# [PROVIDED RECORDS]
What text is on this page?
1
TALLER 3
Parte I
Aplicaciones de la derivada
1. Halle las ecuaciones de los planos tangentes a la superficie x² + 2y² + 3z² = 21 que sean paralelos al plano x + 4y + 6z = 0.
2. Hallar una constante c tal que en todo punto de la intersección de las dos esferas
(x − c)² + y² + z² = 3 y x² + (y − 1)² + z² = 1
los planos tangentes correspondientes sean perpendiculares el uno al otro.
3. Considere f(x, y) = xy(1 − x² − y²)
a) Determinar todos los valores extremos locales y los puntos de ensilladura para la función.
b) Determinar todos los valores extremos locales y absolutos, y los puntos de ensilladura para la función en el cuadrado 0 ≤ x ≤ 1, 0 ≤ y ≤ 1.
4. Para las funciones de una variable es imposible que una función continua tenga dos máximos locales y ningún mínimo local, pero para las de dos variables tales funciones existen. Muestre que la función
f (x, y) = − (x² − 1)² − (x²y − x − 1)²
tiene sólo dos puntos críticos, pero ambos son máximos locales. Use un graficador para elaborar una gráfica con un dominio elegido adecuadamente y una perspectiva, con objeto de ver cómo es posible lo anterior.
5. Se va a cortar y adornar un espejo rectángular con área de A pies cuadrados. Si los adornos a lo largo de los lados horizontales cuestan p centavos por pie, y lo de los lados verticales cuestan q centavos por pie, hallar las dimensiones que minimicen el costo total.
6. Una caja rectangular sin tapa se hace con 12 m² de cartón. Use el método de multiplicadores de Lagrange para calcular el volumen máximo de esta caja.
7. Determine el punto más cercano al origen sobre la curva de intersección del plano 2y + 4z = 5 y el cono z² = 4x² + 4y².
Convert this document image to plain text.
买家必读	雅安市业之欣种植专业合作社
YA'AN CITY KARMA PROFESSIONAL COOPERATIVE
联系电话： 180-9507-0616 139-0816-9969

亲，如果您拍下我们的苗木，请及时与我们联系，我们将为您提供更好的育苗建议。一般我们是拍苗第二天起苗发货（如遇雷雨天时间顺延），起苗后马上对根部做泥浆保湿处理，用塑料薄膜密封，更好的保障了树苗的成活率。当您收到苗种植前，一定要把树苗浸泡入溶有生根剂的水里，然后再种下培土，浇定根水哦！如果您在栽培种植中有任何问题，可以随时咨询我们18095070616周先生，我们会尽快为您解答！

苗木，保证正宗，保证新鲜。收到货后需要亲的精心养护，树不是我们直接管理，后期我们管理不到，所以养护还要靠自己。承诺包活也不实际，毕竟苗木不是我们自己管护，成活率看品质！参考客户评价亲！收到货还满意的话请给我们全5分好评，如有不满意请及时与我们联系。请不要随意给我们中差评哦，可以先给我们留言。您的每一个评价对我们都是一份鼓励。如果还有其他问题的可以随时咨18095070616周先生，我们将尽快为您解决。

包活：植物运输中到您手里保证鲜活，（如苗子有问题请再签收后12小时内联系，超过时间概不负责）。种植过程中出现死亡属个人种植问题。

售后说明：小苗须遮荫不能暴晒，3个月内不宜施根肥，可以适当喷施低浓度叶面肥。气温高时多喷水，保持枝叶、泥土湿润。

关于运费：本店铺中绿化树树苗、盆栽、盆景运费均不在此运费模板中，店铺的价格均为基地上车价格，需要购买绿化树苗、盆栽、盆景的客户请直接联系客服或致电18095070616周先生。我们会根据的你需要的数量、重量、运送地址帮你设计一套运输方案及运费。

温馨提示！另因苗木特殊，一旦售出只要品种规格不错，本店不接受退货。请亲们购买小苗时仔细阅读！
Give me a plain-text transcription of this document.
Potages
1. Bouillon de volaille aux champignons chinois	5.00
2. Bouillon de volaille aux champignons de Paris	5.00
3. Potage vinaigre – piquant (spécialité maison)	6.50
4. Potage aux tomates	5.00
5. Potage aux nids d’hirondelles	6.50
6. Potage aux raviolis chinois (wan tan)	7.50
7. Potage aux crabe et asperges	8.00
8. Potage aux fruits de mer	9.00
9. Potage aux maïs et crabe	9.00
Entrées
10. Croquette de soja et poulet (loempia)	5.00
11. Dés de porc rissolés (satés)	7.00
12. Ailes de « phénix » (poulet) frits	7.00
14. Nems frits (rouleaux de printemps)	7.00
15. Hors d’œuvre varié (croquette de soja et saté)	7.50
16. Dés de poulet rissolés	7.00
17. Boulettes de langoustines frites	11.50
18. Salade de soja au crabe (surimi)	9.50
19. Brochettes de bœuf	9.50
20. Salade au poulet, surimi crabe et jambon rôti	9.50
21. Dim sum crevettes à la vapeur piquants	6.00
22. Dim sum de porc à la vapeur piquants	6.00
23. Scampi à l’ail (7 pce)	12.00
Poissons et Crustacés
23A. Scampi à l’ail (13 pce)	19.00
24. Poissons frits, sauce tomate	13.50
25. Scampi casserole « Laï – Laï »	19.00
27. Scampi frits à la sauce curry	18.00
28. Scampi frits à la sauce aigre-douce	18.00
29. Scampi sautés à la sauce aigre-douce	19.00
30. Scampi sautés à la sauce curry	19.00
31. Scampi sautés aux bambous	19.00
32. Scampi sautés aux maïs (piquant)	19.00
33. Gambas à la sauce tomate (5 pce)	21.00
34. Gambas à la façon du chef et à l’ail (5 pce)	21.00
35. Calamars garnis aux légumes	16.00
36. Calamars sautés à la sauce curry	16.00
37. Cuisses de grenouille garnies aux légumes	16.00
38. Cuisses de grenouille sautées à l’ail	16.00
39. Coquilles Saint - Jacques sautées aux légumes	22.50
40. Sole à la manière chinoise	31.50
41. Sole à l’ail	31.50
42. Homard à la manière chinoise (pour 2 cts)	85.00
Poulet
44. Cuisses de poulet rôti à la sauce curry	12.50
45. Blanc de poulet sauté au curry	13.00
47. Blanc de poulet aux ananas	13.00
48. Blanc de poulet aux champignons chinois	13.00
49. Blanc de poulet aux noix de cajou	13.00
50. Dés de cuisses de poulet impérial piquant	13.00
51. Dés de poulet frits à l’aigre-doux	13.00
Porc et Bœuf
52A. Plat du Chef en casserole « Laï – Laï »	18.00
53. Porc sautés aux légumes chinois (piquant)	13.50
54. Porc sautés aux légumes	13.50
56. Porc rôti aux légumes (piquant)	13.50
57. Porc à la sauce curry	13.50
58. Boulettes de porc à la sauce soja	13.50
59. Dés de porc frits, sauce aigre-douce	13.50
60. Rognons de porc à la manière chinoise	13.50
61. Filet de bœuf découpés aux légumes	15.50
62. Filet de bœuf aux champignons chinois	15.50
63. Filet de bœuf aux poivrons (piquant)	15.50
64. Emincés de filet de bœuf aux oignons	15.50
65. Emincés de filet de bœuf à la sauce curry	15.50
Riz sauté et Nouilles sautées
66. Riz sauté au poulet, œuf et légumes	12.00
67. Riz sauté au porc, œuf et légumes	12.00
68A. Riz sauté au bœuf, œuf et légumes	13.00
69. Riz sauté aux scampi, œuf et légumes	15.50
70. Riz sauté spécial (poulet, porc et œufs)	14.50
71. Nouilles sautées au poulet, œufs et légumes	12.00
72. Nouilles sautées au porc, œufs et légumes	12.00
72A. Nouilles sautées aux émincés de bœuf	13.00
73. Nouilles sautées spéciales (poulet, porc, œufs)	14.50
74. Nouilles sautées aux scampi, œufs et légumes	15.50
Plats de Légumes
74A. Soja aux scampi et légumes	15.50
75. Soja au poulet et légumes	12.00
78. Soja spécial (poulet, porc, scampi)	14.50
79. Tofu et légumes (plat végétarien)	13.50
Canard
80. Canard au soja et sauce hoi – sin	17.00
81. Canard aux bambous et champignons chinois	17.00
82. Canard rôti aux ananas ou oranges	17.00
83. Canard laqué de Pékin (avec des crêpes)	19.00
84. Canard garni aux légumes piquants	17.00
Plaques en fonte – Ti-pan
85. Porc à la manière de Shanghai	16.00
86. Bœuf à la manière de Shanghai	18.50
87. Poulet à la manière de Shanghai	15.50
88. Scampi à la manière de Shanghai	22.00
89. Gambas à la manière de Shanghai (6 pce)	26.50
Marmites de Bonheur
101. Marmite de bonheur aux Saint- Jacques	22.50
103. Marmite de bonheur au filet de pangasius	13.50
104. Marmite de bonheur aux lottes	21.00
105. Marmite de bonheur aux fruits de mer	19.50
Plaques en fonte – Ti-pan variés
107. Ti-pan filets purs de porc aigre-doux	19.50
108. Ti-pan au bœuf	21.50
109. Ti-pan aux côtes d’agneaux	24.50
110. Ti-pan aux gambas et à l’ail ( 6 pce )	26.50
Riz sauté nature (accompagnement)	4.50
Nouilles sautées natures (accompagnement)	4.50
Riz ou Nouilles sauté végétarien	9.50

# [WHAT YOU HAVE TO DO]
Locate the lines above that contain "champignons" and copy them.

# [THE REPLY]
1. Bouillon de volaille aux champignons chinois	5.00
2. Bouillon de volaille aux champignons de Paris	5.00
48. Blanc de poulet aux champignons chinois	13.00
62. Filet de bœuf aux champignons chinois	15.50
81. Canard aux bambous et champignons chinois	17.00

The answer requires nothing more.